Page text.
★ ★ ★ ★ ★ ★ ★

Flight Safety Business Aviation Safety Summit 2014:
Safety insights from experts and operators.

The corporate and business aviation sectors have posted strong safety numbers, recording few accidents, but that is no reason for operators to become complacent. That was the message from NTSB member Robert Sumwalt at the Flight Safety Foundation/NBAA annual Business Aviation Safety Summit (Bass), held in late April in San Diego.

Sumwalt, former manager of aviation for Scana and a retired US Airways pilot, is a man obsessed with the pursuit of improving aviation safety. He reminded the audience that leadership is about influencing others. “Your job as leaders in business aviation is to make sure accidents don’t happen on your watch,” he said. “You must also be constantly trying to improve, too. You need a leadership obsession.” Sumwalt said a real danger is that some people interpret the absence of an accident to mean everyone is doing everything right. “If you are on the right track, with a good safety record, pat yourself on the back, but don’t get too smug, too complacent,” he said. He challenged the audience: “Is safety the top priority at your company? Priorities come and go, but your [company’s] values are the heart of the organization. Those should not change. So do you want safety to be a priority or a value? That chronic unease [about all things safety] is what keeps us on our toes.”

Polling the Audience

In fact, Bass master of ceremonies Francois Lasalle, CEO of Morrison, Colo.-based Vortex FSM, raised questions about attendees’ perception of the support they receive from their flight departments. Although the members of the audience possess important industry insights, he said, they are often reluctant to share some of that knowledge in public. Using the “Poll Everywhere” online software, Lasalle anonymously gathered useful safety information from the Bass attendees. All of the online answers were simultaneously projected to the audience, and those answers made it clear why many attendees didn’t want to raise their hands to speak.

★ ★ ★ ★ ★ ★ ★

Dataset items:

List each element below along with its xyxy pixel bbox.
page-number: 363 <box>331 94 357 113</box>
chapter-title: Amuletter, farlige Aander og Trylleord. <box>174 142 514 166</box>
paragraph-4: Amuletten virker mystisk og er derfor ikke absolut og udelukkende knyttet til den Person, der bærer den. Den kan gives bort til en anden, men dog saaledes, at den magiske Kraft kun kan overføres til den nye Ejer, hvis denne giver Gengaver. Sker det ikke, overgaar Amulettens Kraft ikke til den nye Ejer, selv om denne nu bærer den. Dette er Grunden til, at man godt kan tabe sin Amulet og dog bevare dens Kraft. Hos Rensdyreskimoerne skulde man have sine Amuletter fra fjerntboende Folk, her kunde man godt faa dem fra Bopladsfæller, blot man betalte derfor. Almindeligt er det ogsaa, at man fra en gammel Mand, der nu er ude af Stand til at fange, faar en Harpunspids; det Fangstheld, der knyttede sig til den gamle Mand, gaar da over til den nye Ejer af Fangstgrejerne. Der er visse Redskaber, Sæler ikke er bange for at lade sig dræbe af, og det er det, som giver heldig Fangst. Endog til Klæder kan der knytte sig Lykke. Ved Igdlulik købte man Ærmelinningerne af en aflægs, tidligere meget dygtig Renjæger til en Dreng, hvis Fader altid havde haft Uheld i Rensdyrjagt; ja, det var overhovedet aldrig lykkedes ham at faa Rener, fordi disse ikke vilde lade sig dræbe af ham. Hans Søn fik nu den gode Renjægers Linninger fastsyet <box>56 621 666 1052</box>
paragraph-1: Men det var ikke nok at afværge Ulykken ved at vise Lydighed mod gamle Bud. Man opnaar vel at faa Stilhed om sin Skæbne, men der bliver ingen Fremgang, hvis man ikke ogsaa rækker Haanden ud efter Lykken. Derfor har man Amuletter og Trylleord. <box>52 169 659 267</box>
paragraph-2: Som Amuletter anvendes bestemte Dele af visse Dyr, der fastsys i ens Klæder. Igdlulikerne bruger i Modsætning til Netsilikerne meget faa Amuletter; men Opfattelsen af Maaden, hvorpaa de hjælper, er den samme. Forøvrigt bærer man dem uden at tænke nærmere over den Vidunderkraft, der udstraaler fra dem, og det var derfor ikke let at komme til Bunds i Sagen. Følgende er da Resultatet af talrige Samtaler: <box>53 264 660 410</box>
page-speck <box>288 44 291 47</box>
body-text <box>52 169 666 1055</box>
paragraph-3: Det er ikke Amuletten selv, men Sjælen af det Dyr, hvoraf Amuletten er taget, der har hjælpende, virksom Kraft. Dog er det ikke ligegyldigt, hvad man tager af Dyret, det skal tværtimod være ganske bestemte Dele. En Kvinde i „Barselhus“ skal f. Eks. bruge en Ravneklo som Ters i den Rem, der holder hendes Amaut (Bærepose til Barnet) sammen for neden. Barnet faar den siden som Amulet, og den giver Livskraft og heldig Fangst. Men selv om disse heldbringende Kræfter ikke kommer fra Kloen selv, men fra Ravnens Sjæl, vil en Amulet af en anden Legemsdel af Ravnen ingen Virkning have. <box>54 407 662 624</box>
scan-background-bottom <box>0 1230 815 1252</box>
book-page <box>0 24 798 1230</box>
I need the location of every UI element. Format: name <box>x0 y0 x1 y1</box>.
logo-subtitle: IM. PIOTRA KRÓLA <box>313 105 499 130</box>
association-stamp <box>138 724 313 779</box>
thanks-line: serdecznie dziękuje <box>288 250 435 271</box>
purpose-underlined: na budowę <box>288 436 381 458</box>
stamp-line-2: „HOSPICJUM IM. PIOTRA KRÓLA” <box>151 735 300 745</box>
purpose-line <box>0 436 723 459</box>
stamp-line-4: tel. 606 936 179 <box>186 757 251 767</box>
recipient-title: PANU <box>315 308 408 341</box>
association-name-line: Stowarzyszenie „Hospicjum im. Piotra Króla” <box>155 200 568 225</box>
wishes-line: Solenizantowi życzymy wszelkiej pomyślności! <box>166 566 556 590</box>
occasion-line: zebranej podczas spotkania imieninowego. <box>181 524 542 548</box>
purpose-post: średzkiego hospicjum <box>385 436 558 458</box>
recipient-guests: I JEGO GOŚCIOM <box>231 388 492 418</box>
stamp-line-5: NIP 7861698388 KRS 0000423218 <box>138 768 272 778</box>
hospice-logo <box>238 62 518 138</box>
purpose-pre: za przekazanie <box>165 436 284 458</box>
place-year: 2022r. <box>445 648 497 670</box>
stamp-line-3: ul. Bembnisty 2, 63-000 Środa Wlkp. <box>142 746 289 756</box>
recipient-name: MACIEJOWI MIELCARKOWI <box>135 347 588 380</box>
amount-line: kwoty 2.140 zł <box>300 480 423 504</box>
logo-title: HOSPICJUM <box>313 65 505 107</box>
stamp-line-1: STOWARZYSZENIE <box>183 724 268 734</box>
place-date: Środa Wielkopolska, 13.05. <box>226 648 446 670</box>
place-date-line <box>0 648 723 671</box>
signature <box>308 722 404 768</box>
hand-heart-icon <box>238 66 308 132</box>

★ ★ ★ ★ ★ ★ ★

Requirements.
a) Do these statements agree with the article on the safety summit? For each, answer yes or no and quote the deciding words. (i) The summit took place in San Diego in late April. (ii) Sumwalt currently manages aviation for Scana. (iii) Lasalle collected the attendees' answers anonymously.
b) Resume the article on the safety summit from where it stops.
The entries are material apart from the article on the safety summit.

Solved tasks.
a) (i) Yes: "held in late April in San Diego." (ii) No: "former manager of aviation for Scana." (iii) Yes: "Lasalle anonymously gathered useful safety information from the Bass attendees."

b)
One of the first questions focused on the challenges to safety business aviation people face in their flight departments. Twenty-eight percent of the respondents identified gaining company buy-in as their greatest hurdle, with 21 percent revealing that the attitude of people back at home base was the problem. Approximately 19 percent answered that a lack of funding gets in the way, and 17.5 percent cited plain ignorance. Some 16 percent said their department displays a complete lack of will to change anything.

Lasalle asked the group how they convince senior management to implement safety protocols or equipment when the need is only voluntary. A sampling of the responses included, “Apprise management of the risk in writing…only writing changes their tune”; “Emphasize the downside of inaction”; “Highlight the final benefit and make them think it’s their idea.” Others included, “Provide data that supports my position” and “Wait until it’s mandated or there’s enough peer pressure to force their hand.”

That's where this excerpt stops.